EXERCISE: Repeat the records exactly. Every line must match.

Items from a data source:
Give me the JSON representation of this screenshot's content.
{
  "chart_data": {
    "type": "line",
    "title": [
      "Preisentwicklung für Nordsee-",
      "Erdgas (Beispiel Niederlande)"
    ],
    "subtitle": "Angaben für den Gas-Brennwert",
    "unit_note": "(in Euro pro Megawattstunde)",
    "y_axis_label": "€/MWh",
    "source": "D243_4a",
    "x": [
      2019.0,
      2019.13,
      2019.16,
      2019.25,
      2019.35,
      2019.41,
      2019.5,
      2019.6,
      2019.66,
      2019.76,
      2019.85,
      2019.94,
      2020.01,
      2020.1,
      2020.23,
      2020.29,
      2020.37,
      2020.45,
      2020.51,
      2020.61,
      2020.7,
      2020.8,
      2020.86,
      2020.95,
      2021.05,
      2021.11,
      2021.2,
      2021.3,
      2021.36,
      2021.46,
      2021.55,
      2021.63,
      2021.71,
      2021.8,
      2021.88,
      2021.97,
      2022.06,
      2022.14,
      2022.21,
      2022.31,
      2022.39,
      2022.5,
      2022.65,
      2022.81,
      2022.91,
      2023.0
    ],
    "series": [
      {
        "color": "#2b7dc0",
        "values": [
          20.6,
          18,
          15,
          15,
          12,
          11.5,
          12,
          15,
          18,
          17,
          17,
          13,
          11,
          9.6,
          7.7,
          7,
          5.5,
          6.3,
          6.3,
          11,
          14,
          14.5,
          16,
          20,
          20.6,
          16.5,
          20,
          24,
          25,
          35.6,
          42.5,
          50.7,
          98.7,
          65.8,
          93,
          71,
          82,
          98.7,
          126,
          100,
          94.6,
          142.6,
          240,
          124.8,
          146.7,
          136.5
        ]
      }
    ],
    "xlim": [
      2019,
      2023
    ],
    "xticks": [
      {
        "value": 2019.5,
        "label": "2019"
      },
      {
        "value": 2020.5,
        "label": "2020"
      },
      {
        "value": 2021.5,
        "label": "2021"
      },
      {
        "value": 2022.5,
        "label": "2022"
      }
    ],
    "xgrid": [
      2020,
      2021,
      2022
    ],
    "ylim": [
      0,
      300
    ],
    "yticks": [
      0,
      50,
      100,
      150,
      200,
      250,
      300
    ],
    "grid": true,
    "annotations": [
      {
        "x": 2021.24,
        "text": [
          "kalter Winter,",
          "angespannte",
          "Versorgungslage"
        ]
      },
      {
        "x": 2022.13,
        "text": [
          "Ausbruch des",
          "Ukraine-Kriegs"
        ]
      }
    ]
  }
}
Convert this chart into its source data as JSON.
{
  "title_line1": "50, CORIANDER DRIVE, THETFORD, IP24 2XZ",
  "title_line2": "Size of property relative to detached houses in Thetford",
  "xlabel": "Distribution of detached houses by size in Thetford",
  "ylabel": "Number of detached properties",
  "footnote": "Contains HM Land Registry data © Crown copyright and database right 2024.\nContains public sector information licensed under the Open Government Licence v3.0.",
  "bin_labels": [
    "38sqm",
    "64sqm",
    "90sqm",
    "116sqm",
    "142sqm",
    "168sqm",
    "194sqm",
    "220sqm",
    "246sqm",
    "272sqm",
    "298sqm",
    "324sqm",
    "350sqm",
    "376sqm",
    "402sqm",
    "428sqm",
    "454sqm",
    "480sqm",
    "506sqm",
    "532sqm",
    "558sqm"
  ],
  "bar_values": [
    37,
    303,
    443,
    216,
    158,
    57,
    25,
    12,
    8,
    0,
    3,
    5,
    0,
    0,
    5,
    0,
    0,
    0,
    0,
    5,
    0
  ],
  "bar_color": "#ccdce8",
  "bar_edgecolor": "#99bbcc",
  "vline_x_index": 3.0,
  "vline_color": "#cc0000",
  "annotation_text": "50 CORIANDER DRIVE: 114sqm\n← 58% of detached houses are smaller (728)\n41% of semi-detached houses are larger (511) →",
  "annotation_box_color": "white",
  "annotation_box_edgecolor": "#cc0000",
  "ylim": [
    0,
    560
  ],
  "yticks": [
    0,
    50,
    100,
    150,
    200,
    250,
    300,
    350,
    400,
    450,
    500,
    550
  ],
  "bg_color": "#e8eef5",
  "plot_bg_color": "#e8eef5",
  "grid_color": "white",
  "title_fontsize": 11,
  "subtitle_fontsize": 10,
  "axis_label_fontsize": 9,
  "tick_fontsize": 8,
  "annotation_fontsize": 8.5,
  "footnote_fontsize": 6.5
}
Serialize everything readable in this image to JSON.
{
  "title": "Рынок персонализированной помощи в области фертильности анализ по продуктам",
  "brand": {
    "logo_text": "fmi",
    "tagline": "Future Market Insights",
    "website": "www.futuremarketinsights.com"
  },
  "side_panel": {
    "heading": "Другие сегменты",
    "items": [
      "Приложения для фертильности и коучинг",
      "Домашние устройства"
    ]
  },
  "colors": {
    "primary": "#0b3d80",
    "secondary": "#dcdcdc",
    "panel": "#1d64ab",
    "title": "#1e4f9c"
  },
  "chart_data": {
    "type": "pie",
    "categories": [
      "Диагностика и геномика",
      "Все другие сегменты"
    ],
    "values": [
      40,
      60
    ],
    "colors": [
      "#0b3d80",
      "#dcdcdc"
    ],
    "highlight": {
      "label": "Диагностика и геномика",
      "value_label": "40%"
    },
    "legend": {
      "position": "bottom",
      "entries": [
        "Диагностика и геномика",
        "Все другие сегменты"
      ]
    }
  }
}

RESULT FOR THIS TASK:
Give me the JSON representation of this screenshot's content.
{
  "chart_data": {
    "type": "line",
    "title": [
      "Preisentwicklung für Nordsee-",
      "Erdgas (Beispiel Niederlande)"
    ],
    "subtitle": "Angaben für den Gas-Brennwert",
    "unit_note": "(in Euro pro Megawattstunde)",
    "y_axis_label": "€/MWh",
    "source": "D243_4a",
    "x": [
      2019.0,
      2019.13,
      2019.16,
      2019.25,
      2019.35,
      2019.41,
      2019.5,
      2019.6,
      2019.66,
      2019.76,
      2019.85,
      2019.94,
      2020.01,
      2020.1,
      2020.23,
      2020.29,
      2020.37,
      2020.45,
      2020.51,
      2020.61,
      2020.7,
      2020.8,
      2020.86,
      2020.95,
      2021.05,
      2021.11,
      2021.2,
      2021.3,
      2021.36,
      2021.46,
      2021.55,
      2021.63,
      2021.71,
      2021.8,
      2021.88,
      2021.97,
      2022.06,
      2022.14,
      2022.21,
      2022.31,
      2022.39,
      2022.5,
      2022.65,
      2022.81,
      2022.91,
      2023.0
    ],
    "series": [
      {
        "color": "#2b7dc0",
        "values": [
          20.6,
          18,
          15,
          15,
          12,
          11.5,
          12,
          15,
          18,
          17,
          17,
          13,
          11,
          9.6,
          7.7,
          7,
          5.5,
          6.3,
          6.3,
          11,
          14,
          14.5,
          16,
          20,
          20.6,
          16.5,
          20,
          24,
          25,
          35.6,
          42.5,
          50.7,
          98.7,
          65.8,
          93,
          71,
          82,
          98.7,
          126,
          100,
          94.6,
          142.6,
          240,
          124.8,
          146.7,
          136.5
        ]
      }
    ],
    "xlim": [
      2019,
      2023
    ],
    "xticks": [
      {
        "value": 2019.5,
        "label": "2019"
      },
      {
        "value": 2020.5,
        "label": "2020"
      },
      {
        "value": 2021.5,
        "label": "2021"
      },
      {
        "value": 2022.5,
        "label": "2022"
      }
    ],
    "xgrid": [
      2020,
      2021,
      2022
    ],
    "ylim": [
      0,
      300
    ],
    "yticks": [
      0,
      50,
      100,
      150,
      200,
      250,
      300
    ],
    "grid": true,
    "annotations": [
      {
        "x": 2021.24,
        "text": [
          "kalter Winter,",
          "angespannte",
          "Versorgungslage"
        ]
      },
      {
        "x": 2022.13,
        "text": [
          "Ausbruch des",
          "Ukraine-Kriegs"
        ]
      }
    ]
  }
}
Convert this chart into its source data as JSON.
{
  "title_line1": "50, CORIANDER DRIVE, THETFORD, IP24 2XZ",
  "title_line2": "Size of property relative to detached houses in Thetford",
  "xlabel": "Distribution of detached houses by size in Thetford",
  "ylabel": "Number of detached properties",
  "footnote": "Contains HM Land Registry data © Crown copyright and database right 2024.\nContains public sector information licensed under the Open Government Licence v3.0.",
  "bin_labels": [
    "38sqm",
    "64sqm",
    "90sqm",
    "116sqm",
    "142sqm",
    "168sqm",
    "194sqm",
    "220sqm",
    "246sqm",
    "272sqm",
    "298sqm",
    "324sqm",
    "350sqm",
    "376sqm",
    "402sqm",
    "428sqm",
    "454sqm",
    "480sqm",
    "506sqm",
    "532sqm",
    "558sqm"
  ],
  "bar_values": [
    37,
    303,
    443,
    216,
    158,
    57,
    25,
    12,
    8,
    0,
    3,
    5,
    0,
    0,
    5,
    0,
    0,
    0,
    0,
    5,
    0
  ],
  "bar_color": "#ccdce8",
  "bar_edgecolor": "#99bbcc",
  "vline_x_index": 3.0,
  "vline_color": "#cc0000",
  "annotation_text": "50 CORIANDER DRIVE: 114sqm\n← 58% of detached houses are smaller (728)\n41% of semi-detached houses are larger (511) →",
  "annotation_box_color": "white",
  "annotation_box_edgecolor": "#cc0000",
  "ylim": [
    0,
    560
  ],
  "yticks": [
    0,
    50,
    100,
    150,
    200,
    250,
    300,
    350,
    400,
    450,
    500,
    550
  ],
  "bg_color": "#e8eef5",
  "plot_bg_color": "#e8eef5",
  "grid_color": "white",
  "title_fontsize": 11,
  "subtitle_fontsize": 10,
  "axis_label_fontsize": 9,
  "tick_fontsize": 8,
  "annotation_fontsize": 8.5,
  "footnote_fontsize": 6.5
}
Serialize everything readable in this image to JSON.
{
  "title": "Рынок персонализированной помощи в области фертильности анализ по продуктам",
  "brand": {
    "logo_text": "fmi",
    "tagline": "Future Market Insights",
    "website": "www.futuremarketinsights.com"
  },
  "side_panel": {
    "heading": "Другие сегменты",
    "items": [
      "Приложения для фертильности и коучинг",
      "Домашние устройства"
    ]
  },
  "colors": {
    "primary": "#0b3d80",
    "secondary": "#dcdcdc",
    "panel": "#1d64ab",
    "title": "#1e4f9c"
  },
  "chart_data": {
    "type": "pie",
    "categories": [
      "Диагностика и геномика",
      "Все другие сегменты"
    ],
    "values": [
      40,
      60
    ],
    "colors": [
      "#0b3d80",
      "#dcdcdc"
    ],
    "highlight": {
      "label": "Диагностика и геномика",
      "value_label": "40%"
    },
    "legend": {
      "position": "bottom",
      "entries": [
        "Диагностика и геномика",
        "Все другие сегменты"
      ]
    }
  }
}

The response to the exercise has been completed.